▶ _WHAT IS REQUIRED_:
Copy each line of the records that contains the word "image".

Figure record listings:
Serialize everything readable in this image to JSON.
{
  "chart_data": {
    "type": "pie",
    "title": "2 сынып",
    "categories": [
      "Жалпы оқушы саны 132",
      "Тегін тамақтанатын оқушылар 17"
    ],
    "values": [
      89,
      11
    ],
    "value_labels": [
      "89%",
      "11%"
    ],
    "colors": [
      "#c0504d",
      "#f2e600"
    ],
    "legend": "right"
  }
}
* * *
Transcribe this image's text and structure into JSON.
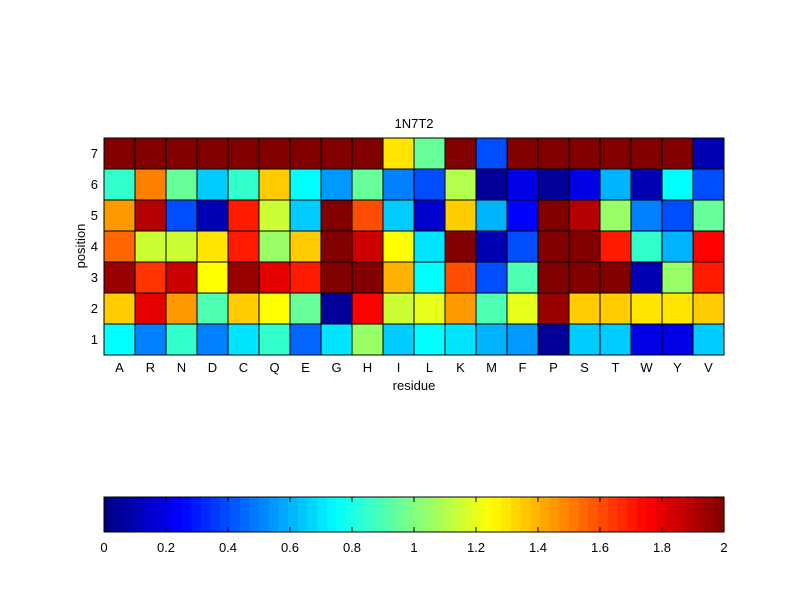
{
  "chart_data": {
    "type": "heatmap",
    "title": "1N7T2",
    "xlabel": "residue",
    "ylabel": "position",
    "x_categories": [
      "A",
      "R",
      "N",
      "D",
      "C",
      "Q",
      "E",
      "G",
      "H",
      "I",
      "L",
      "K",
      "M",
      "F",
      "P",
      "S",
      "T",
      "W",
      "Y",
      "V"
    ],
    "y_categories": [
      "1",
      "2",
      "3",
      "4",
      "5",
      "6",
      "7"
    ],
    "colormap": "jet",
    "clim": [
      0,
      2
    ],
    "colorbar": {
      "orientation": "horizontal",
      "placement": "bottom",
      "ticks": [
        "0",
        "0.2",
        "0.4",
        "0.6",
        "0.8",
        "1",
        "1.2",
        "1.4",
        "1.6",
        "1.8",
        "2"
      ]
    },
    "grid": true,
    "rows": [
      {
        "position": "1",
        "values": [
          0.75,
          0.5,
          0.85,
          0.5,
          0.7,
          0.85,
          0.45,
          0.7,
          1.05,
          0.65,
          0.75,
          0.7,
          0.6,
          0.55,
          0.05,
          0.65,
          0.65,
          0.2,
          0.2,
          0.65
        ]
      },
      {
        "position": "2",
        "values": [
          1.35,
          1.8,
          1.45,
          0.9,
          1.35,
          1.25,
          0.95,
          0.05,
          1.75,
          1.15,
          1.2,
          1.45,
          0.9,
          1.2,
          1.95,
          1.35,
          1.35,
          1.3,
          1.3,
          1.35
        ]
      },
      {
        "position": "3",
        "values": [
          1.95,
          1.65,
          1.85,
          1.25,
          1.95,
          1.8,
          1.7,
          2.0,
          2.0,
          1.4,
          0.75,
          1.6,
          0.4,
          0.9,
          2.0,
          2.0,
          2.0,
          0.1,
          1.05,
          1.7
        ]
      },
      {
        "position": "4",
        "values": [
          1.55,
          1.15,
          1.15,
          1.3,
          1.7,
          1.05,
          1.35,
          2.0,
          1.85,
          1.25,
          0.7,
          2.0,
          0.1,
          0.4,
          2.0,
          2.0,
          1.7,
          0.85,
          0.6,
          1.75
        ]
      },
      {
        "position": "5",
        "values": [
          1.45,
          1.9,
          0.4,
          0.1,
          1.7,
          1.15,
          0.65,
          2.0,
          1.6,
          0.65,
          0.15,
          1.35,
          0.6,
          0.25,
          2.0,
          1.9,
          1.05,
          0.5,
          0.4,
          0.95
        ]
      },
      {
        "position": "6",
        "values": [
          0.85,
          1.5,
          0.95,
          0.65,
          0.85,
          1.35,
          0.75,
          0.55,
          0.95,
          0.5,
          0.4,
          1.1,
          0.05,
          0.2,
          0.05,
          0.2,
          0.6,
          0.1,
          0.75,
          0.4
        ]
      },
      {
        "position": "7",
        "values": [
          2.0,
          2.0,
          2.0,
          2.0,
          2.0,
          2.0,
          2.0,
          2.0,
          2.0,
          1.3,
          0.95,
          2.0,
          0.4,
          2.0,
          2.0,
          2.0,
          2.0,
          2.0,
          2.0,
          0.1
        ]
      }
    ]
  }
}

▶ _FULL SOLUTION_:
Serialize everything readable in this image to JSON.
Transcribe this image's text and structure into JSON.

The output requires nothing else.